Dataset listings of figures
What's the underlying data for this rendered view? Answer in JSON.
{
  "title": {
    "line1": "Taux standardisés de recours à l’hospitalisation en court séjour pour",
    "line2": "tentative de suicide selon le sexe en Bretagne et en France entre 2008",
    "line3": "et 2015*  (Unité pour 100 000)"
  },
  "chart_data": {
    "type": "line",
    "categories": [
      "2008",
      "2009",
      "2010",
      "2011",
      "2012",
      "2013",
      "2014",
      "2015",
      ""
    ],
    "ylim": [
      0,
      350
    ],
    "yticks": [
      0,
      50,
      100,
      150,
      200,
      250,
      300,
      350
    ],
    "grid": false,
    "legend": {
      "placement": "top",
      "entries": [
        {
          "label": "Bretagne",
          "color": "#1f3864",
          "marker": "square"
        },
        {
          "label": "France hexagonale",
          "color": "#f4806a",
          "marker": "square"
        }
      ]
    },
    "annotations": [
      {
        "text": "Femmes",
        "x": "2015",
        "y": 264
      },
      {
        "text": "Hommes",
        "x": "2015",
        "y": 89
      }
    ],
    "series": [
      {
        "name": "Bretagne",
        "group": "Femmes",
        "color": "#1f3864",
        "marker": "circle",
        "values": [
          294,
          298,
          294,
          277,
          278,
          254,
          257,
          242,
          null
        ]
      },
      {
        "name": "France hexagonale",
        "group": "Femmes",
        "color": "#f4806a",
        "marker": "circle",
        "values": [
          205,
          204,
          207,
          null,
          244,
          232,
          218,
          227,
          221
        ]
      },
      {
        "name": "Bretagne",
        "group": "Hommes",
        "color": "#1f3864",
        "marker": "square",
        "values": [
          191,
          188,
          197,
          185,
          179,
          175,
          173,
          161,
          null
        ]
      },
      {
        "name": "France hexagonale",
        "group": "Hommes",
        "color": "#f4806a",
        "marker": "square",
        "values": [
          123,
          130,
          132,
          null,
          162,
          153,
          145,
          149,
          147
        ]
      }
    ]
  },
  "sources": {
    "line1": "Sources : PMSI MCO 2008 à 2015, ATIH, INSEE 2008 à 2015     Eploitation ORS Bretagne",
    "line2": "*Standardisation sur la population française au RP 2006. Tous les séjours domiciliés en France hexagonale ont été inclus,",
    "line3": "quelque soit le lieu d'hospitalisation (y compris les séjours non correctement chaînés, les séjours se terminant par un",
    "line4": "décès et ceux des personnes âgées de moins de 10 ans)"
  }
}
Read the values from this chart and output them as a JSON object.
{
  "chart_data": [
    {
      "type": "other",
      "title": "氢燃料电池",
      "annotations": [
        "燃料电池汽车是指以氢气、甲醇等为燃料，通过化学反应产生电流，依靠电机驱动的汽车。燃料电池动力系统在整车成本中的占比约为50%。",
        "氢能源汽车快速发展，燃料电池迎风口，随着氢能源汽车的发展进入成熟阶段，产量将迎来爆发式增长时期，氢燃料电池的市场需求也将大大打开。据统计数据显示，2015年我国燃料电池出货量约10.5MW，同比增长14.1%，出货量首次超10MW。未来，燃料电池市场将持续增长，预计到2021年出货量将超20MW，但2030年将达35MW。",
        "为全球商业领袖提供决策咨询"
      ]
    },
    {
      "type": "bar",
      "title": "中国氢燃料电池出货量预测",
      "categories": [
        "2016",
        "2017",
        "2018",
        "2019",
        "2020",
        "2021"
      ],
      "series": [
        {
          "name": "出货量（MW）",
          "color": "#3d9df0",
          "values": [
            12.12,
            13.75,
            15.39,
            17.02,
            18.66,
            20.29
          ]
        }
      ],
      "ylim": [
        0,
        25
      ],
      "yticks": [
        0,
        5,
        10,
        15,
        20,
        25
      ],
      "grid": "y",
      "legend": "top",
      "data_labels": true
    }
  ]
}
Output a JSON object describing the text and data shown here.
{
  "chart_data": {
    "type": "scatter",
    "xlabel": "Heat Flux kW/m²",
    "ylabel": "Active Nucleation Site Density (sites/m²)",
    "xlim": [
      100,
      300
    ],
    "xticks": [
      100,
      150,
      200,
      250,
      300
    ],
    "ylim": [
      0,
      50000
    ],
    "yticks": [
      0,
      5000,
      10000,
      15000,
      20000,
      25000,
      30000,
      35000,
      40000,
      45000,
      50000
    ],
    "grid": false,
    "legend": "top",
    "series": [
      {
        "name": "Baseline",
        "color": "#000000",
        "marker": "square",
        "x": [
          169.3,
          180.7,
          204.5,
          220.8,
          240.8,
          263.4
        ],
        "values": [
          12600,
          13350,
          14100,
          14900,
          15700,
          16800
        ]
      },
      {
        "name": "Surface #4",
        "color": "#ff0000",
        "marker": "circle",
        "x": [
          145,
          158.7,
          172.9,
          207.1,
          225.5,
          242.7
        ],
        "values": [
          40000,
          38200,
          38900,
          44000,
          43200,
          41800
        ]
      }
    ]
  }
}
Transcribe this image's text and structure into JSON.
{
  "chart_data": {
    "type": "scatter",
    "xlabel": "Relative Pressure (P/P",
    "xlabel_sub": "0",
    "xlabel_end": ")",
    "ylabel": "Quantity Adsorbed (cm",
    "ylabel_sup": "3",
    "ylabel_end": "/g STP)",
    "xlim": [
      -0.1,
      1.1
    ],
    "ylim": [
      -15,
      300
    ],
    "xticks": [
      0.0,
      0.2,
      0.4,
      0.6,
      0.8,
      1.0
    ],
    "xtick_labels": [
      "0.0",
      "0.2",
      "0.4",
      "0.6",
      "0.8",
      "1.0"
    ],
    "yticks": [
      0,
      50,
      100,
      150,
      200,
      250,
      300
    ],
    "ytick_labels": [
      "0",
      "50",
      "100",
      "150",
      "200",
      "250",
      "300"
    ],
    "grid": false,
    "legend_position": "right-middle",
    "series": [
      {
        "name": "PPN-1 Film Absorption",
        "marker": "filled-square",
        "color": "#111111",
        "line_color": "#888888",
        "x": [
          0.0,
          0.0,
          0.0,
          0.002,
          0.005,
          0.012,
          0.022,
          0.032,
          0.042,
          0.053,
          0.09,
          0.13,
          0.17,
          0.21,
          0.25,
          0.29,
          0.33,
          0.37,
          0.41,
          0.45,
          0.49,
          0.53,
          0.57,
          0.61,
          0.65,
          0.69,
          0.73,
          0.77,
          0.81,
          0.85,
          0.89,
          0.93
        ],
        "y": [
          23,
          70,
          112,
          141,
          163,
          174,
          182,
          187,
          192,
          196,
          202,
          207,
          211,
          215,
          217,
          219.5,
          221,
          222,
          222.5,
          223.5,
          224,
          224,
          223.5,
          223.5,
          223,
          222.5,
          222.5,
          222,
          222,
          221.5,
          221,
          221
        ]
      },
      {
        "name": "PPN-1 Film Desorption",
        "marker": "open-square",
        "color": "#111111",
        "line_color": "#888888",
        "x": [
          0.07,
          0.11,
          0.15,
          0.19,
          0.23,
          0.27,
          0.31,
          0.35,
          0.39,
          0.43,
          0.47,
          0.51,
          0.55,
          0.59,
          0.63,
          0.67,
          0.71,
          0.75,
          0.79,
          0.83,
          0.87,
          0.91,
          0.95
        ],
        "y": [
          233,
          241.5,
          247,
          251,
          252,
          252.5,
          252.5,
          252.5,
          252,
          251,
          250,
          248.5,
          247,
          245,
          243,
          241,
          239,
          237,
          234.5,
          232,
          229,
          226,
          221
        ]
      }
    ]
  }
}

= Stated exercise =
Copy out each record, keeping every word as it is.

= Solved problem =
What's the underlying data for this rendered view? Answer in JSON.
{
  "title": {
    "line1": "Taux standardisés de recours à l’hospitalisation en court séjour pour",
    "line2": "tentative de suicide selon le sexe en Bretagne et en France entre 2008",
    "line3": "et 2015*  (Unité pour 100 000)"
  },
  "chart_data": {
    "type": "line",
    "categories": [
      "2008",
      "2009",
      "2010",
      "2011",
      "2012",
      "2013",
      "2014",
      "2015",
      ""
    ],
    "ylim": [
      0,
      350
    ],
    "yticks": [
      0,
      50,
      100,
      150,
      200,
      250,
      300,
      350
    ],
    "grid": false,
    "legend": {
      "placement": "top",
      "entries": [
        {
          "label": "Bretagne",
          "color": "#1f3864",
          "marker": "square"
        },
        {
          "label": "France hexagonale",
          "color": "#f4806a",
          "marker": "square"
        }
      ]
    },
    "annotations": [
      {
        "text": "Femmes",
        "x": "2015",
        "y": 264
      },
      {
        "text": "Hommes",
        "x": "2015",
        "y": 89
      }
    ],
    "series": [
      {
        "name": "Bretagne",
        "group": "Femmes",
        "color": "#1f3864",
        "marker": "circle",
        "values": [
          294,
          298,
          294,
          277,
          278,
          254,
          257,
          242,
          null
        ]
      },
      {
        "name": "France hexagonale",
        "group": "Femmes",
        "color": "#f4806a",
        "marker": "circle",
        "values": [
          205,
          204,
          207,
          null,
          244,
          232,
          218,
          227,
          221
        ]
      },
      {
        "name": "Bretagne",
        "group": "Hommes",
        "color": "#1f3864",
        "marker": "square",
        "values": [
          191,
          188,
          197,
          185,
          179,
          175,
          173,
          161,
          null
        ]
      },
      {
        "name": "France hexagonale",
        "group": "Hommes",
        "color": "#f4806a",
        "marker": "square",
        "values": [
          123,
          130,
          132,
          null,
          162,
          153,
          145,
          149,
          147
        ]
      }
    ]
  },
  "sources": {
    "line1": "Sources : PMSI MCO 2008 à 2015, ATIH, INSEE 2008 à 2015     Eploitation ORS Bretagne",
    "line2": "*Standardisation sur la population française au RP 2006. Tous les séjours domiciliés en France hexagonale ont été inclus,",
    "line3": "quelque soit le lieu d'hospitalisation (y compris les séjours non correctement chaînés, les séjours se terminant par un",
    "line4": "décès et ceux des personnes âgées de moins de 10 ans)"
  }
}
Read the values from this chart and output them as a JSON object.
{
  "chart_data": [
    {
      "type": "other",
      "title": "氢燃料电池",
      "annotations": [
        "燃料电池汽车是指以氢气、甲醇等为燃料，通过化学反应产生电流，依靠电机驱动的汽车。燃料电池动力系统在整车成本中的占比约为50%。",
        "氢能源汽车快速发展，燃料电池迎风口，随着氢能源汽车的发展进入成熟阶段，产量将迎来爆发式增长时期，氢燃料电池的市场需求也将大大打开。据统计数据显示，2015年我国燃料电池出货量约10.5MW，同比增长14.1%，出货量首次超10MW。未来，燃料电池市场将持续增长，预计到2021年出货量将超20MW，但2030年将达35MW。",
        "为全球商业领袖提供决策咨询"
      ]
    },
    {
      "type": "bar",
      "title": "中国氢燃料电池出货量预测",
      "categories": [
        "2016",
        "2017",
        "2018",
        "2019",
        "2020",
        "2021"
      ],
      "series": [
        {
          "name": "出货量（MW）",
          "color": "#3d9df0",
          "values": [
            12.12,
            13.75,
            15.39,
            17.02,
            18.66,
            20.29
          ]
        }
      ],
      "ylim": [
        0,
        25
      ],
      "yticks": [
        0,
        5,
        10,
        15,
        20,
        25
      ],
      "grid": "y",
      "legend": "top",
      "data_labels": true
    }
  ]
}
Output a JSON object describing the text and data shown here.
{
  "chart_data": {
    "type": "scatter",
    "xlabel": "Heat Flux kW/m²",
    "ylabel": "Active Nucleation Site Density (sites/m²)",
    "xlim": [
      100,
      300
    ],
    "xticks": [
      100,
      150,
      200,
      250,
      300
    ],
    "ylim": [
      0,
      50000
    ],
    "yticks": [
      0,
      5000,
      10000,
      15000,
      20000,
      25000,
      30000,
      35000,
      40000,
      45000,
      50000
    ],
    "grid": false,
    "legend": "top",
    "series": [
      {
        "name": "Baseline",
        "color": "#000000",
        "marker": "square",
        "x": [
          169.3,
          180.7,
          204.5,
          220.8,
          240.8,
          263.4
        ],
        "values": [
          12600,
          13350,
          14100,
          14900,
          15700,
          16800
        ]
      },
      {
        "name": "Surface #4",
        "color": "#ff0000",
        "marker": "circle",
        "x": [
          145,
          158.7,
          172.9,
          207.1,
          225.5,
          242.7
        ],
        "values": [
          40000,
          38200,
          38900,
          44000,
          43200,
          41800
        ]
      }
    ]
  }
}
Transcribe this image's text and structure into JSON.
{
  "chart_data": {
    "type": "scatter",
    "xlabel": "Relative Pressure (P/P",
    "xlabel_sub": "0",
    "xlabel_end": ")",
    "ylabel": "Quantity Adsorbed (cm",
    "ylabel_sup": "3",
    "ylabel_end": "/g STP)",
    "xlim": [
      -0.1,
      1.1
    ],
    "ylim": [
      -15,
      300
    ],
    "xticks": [
      0.0,
      0.2,
      0.4,
      0.6,
      0.8,
      1.0
    ],
    "xtick_labels": [
      "0.0",
      "0.2",
      "0.4",
      "0.6",
      "0.8",
      "1.0"
    ],
    "yticks": [
      0,
      50,
      100,
      150,
      200,
      250,
      300
    ],
    "ytick_labels": [
      "0",
      "50",
      "100",
      "150",
      "200",
      "250",
      "300"
    ],
    "grid": false,
    "legend_position": "right-middle",
    "series": [
      {
        "name": "PPN-1 Film Absorption",
        "marker": "filled-square",
        "color": "#111111",
        "line_color": "#888888",
        "x": [
          0.0,
          0.0,
          0.0,
          0.002,
          0.005,
          0.012,
          0.022,
          0.032,
          0.042,
          0.053,
          0.09,
          0.13,
          0.17,
          0.21,
          0.25,
          0.29,
          0.33,
          0.37,
          0.41,
          0.45,
          0.49,
          0.53,
          0.57,
          0.61,
          0.65,
          0.69,
          0.73,
          0.77,
          0.81,
          0.85,
          0.89,
          0.93
        ],
        "y": [
          23,
          70,
          112,
          141,
          163,
          174,
          182,
          187,
          192,
          196,
          202,
          207,
          211,
          215,
          217,
          219.5,
          221,
          222,
          222.5,
          223.5,
          224,
          224,
          223.5,
          223.5,
          223,
          222.5,
          222.5,
          222,
          222,
          221.5,
          221,
          221
        ]
      },
      {
        "name": "PPN-1 Film Desorption",
        "marker": "open-square",
        "color": "#111111",
        "line_color": "#888888",
        "x": [
          0.07,
          0.11,
          0.15,
          0.19,
          0.23,
          0.27,
          0.31,
          0.35,
          0.39,
          0.43,
          0.47,
          0.51,
          0.55,
          0.59,
          0.63,
          0.67,
          0.71,
          0.75,
          0.79,
          0.83,
          0.87,
          0.91,
          0.95
        ],
        "y": [
          233,
          241.5,
          247,
          251,
          252,
          252.5,
          252.5,
          252.5,
          252,
          251,
          250,
          248.5,
          247,
          245,
          243,
          241,
          239,
          237,
          234.5,
          232,
          229,
          226,
          221
        ]
      }
    ]
  }
}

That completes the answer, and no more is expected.